## Material provided
↓

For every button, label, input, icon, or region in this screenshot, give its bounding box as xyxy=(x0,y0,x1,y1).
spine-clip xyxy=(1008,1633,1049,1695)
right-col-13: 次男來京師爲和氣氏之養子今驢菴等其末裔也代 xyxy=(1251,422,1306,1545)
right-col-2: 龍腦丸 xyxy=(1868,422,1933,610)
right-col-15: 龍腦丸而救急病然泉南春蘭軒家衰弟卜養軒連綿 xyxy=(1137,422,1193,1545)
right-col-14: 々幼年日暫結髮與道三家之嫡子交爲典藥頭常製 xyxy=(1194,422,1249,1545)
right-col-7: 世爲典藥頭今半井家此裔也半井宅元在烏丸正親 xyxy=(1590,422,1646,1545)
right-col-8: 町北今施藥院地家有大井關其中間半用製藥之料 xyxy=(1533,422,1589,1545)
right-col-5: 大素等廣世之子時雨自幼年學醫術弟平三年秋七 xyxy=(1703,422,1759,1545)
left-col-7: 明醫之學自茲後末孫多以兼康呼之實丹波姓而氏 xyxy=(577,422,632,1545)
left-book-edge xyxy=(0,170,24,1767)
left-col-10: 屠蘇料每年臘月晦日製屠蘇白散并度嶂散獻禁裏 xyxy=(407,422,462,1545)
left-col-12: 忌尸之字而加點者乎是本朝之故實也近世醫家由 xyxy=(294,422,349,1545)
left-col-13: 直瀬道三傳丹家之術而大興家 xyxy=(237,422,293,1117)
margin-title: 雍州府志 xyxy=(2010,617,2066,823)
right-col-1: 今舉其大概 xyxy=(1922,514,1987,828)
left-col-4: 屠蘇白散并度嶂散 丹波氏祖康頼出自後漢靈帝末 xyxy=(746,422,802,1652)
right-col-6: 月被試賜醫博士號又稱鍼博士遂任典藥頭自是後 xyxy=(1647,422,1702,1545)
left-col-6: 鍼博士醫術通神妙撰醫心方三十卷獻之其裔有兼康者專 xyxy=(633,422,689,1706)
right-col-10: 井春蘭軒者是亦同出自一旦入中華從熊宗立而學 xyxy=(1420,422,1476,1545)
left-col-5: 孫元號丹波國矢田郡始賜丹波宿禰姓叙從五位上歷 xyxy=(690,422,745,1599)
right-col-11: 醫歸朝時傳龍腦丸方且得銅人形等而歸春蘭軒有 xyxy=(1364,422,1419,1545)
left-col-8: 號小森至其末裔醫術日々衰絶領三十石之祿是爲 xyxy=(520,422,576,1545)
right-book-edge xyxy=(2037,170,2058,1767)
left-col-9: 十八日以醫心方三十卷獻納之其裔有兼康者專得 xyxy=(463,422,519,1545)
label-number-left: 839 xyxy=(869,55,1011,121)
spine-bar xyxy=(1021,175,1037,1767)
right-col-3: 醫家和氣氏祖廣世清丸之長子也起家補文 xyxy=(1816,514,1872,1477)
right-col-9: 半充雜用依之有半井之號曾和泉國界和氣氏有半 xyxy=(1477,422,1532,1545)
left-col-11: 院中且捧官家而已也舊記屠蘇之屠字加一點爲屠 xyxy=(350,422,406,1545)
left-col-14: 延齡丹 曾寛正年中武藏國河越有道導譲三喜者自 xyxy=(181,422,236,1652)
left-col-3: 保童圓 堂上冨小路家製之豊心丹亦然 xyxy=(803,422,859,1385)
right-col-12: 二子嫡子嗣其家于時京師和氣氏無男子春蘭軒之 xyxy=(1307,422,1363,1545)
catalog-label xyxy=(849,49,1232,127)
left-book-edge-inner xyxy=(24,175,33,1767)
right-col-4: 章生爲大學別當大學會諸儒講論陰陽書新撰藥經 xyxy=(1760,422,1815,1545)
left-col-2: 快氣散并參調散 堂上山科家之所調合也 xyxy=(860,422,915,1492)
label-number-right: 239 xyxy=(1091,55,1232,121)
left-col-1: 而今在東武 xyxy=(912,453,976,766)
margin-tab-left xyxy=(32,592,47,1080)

↑
↓

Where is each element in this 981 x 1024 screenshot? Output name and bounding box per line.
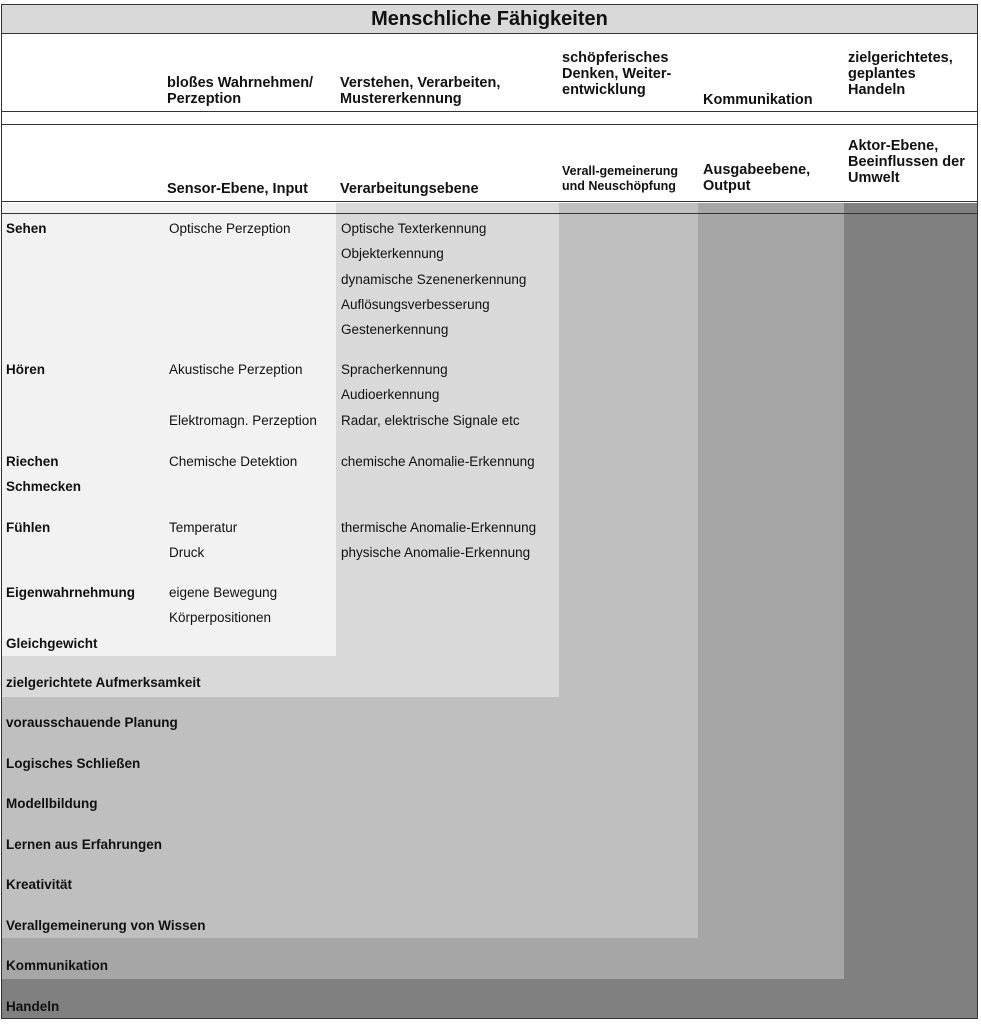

↑

## Requirements
Gather every line of the rows above that contains the word "screenshot". Case counts.

## Task result
For every button, label, input, icon, or region in this screenshot, give its bounding box as xyxy=(x0,y0,x1,y1).
Where is each element in this 981 x 1024 screenshot? Output name and bounding box per line.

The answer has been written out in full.